**TASK INSTRUCTIONS**
Give all of the lines again, with nothing added or dropped.

(Stored data)
════════

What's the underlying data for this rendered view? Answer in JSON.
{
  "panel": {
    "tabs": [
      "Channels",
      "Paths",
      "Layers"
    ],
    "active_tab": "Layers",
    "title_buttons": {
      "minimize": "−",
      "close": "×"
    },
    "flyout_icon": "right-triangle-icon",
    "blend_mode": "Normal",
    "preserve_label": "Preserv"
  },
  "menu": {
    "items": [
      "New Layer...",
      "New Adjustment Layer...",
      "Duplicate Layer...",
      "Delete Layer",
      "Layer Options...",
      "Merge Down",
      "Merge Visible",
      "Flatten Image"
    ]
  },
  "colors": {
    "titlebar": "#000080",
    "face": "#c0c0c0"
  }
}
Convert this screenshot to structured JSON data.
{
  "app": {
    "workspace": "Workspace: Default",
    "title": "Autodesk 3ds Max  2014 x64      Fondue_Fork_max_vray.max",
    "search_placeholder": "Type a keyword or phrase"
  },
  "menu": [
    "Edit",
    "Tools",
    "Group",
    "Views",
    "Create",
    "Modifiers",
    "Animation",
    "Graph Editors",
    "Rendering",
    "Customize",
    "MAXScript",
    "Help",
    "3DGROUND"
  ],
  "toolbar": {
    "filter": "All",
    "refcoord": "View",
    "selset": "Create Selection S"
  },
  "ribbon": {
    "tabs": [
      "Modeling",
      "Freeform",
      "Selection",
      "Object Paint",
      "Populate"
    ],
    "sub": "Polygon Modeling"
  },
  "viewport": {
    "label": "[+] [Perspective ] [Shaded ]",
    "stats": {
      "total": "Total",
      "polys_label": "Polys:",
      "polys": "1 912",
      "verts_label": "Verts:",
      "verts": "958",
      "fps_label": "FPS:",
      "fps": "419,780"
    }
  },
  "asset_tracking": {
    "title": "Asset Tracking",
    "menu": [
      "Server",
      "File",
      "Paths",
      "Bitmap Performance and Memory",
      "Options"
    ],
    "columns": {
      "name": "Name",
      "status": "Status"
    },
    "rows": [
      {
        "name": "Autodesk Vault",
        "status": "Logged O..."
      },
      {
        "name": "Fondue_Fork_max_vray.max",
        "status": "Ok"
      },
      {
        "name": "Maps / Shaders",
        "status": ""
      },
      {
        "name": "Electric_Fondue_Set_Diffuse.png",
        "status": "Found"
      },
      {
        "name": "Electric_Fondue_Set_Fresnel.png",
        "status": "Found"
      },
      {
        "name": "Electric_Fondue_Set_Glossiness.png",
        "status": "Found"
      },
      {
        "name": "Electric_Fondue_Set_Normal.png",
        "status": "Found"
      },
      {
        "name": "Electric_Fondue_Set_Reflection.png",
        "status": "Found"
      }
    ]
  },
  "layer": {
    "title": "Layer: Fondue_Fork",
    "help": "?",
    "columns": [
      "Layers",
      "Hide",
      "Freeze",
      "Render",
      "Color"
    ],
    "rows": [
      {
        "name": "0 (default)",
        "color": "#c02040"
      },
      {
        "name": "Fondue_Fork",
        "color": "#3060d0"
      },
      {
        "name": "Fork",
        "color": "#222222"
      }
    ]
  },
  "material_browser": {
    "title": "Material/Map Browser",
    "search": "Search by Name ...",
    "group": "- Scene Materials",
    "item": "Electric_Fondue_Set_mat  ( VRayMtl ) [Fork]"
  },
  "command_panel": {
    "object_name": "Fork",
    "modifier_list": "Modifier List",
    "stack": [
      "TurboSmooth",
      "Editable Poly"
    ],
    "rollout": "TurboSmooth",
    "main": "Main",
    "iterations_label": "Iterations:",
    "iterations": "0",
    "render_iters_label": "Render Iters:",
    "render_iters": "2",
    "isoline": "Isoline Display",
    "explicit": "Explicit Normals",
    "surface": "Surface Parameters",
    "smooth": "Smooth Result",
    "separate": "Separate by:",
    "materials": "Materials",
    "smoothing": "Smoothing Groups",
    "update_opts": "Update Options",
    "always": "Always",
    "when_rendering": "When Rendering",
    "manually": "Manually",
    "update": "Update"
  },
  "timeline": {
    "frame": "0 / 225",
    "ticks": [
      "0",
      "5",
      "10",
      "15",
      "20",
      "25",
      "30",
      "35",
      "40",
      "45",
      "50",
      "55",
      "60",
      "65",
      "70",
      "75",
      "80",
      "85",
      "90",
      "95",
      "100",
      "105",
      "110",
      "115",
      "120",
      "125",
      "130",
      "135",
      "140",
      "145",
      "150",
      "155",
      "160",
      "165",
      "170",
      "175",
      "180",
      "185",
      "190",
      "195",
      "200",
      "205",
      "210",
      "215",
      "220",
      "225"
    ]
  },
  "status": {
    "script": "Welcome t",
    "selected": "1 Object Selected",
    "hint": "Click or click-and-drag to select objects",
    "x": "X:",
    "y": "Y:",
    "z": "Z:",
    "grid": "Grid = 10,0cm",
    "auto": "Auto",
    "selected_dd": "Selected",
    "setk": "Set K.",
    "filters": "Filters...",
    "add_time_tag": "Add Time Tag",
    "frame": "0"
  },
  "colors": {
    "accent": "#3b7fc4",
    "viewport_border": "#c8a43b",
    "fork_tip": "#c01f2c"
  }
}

════════

**THE OUTPUT**
What's the underlying data for this rendered view? Answer in JSON.
{
  "panel": {
    "tabs": [
      "Channels",
      "Paths",
      "Layers"
    ],
    "active_tab": "Layers",
    "title_buttons": {
      "minimize": "−",
      "close": "×"
    },
    "flyout_icon": "right-triangle-icon",
    "blend_mode": "Normal",
    "preserve_label": "Preserv"
  },
  "menu": {
    "items": [
      "New Layer...",
      "New Adjustment Layer...",
      "Duplicate Layer...",
      "Delete Layer",
      "Layer Options...",
      "Merge Down",
      "Merge Visible",
      "Flatten Image"
    ]
  },
  "colors": {
    "titlebar": "#000080",
    "face": "#c0c0c0"
  }
}
Convert this screenshot to structured JSON data.
{
  "app": {
    "workspace": "Workspace: Default",
    "title": "Autodesk 3ds Max  2014 x64      Fondue_Fork_max_vray.max",
    "search_placeholder": "Type a keyword or phrase"
  },
  "menu": [
    "Edit",
    "Tools",
    "Group",
    "Views",
    "Create",
    "Modifiers",
    "Animation",
    "Graph Editors",
    "Rendering",
    "Customize",
    "MAXScript",
    "Help",
    "3DGROUND"
  ],
  "toolbar": {
    "filter": "All",
    "refcoord": "View",
    "selset": "Create Selection S"
  },
  "ribbon": {
    "tabs": [
      "Modeling",
      "Freeform",
      "Selection",
      "Object Paint",
      "Populate"
    ],
    "sub": "Polygon Modeling"
  },
  "viewport": {
    "label": "[+] [Perspective ] [Shaded ]",
    "stats": {
      "total": "Total",
      "polys_label": "Polys:",
      "polys": "1 912",
      "verts_label": "Verts:",
      "verts": "958",
      "fps_label": "FPS:",
      "fps": "419,780"
    }
  },
  "asset_tracking": {
    "title": "Asset Tracking",
    "menu": [
      "Server",
      "File",
      "Paths",
      "Bitmap Performance and Memory",
      "Options"
    ],
    "columns": {
      "name": "Name",
      "status": "Status"
    },
    "rows": [
      {
        "name": "Autodesk Vault",
        "status": "Logged O..."
      },
      {
        "name": "Fondue_Fork_max_vray.max",
        "status": "Ok"
      },
      {
        "name": "Maps / Shaders",
        "status": ""
      },
      {
        "name": "Electric_Fondue_Set_Diffuse.png",
        "status": "Found"
      },
      {
        "name": "Electric_Fondue_Set_Fresnel.png",
        "status": "Found"
      },
      {
        "name": "Electric_Fondue_Set_Glossiness.png",
        "status": "Found"
      },
      {
        "name": "Electric_Fondue_Set_Normal.png",
        "status": "Found"
      },
      {
        "name": "Electric_Fondue_Set_Reflection.png",
        "status": "Found"
      }
    ]
  },
  "layer": {
    "title": "Layer: Fondue_Fork",
    "help": "?",
    "columns": [
      "Layers",
      "Hide",
      "Freeze",
      "Render",
      "Color"
    ],
    "rows": [
      {
        "name": "0 (default)",
        "color": "#c02040"
      },
      {
        "name": "Fondue_Fork",
        "color": "#3060d0"
      },
      {
        "name": "Fork",
        "color": "#222222"
      }
    ]
  },
  "material_browser": {
    "title": "Material/Map Browser",
    "search": "Search by Name ...",
    "group": "- Scene Materials",
    "item": "Electric_Fondue_Set_mat  ( VRayMtl ) [Fork]"
  },
  "command_panel": {
    "object_name": "Fork",
    "modifier_list": "Modifier List",
    "stack": [
      "TurboSmooth",
      "Editable Poly"
    ],
    "rollout": "TurboSmooth",
    "main": "Main",
    "iterations_label": "Iterations:",
    "iterations": "0",
    "render_iters_label": "Render Iters:",
    "render_iters": "2",
    "isoline": "Isoline Display",
    "explicit": "Explicit Normals",
    "surface": "Surface Parameters",
    "smooth": "Smooth Result",
    "separate": "Separate by:",
    "materials": "Materials",
    "smoothing": "Smoothing Groups",
    "update_opts": "Update Options",
    "always": "Always",
    "when_rendering": "When Rendering",
    "manually": "Manually",
    "update": "Update"
  },
  "timeline": {
    "frame": "0 / 225",
    "ticks": [
      "0",
      "5",
      "10",
      "15",
      "20",
      "25",
      "30",
      "35",
      "40",
      "45",
      "50",
      "55",
      "60",
      "65",
      "70",
      "75",
      "80",
      "85",
      "90",
      "95",
      "100",
      "105",
      "110",
      "115",
      "120",
      "125",
      "130",
      "135",
      "140",
      "145",
      "150",
      "155",
      "160",
      "165",
      "170",
      "175",
      "180",
      "185",
      "190",
      "195",
      "200",
      "205",
      "210",
      "215",
      "220",
      "225"
    ]
  },
  "status": {
    "script": "Welcome t",
    "selected": "1 Object Selected",
    "hint": "Click or click-and-drag to select objects",
    "x": "X:",
    "y": "Y:",
    "z": "Z:",
    "grid": "Grid = 10,0cm",
    "auto": "Auto",
    "selected_dd": "Selected",
    "setk": "Set K.",
    "filters": "Filters...",
    "add_time_tag": "Add Time Tag",
    "frame": "0"
  },
  "colors": {
    "accent": "#3b7fc4",
    "viewport_border": "#c8a43b",
    "fork_tip": "#c01f2c"
  }
}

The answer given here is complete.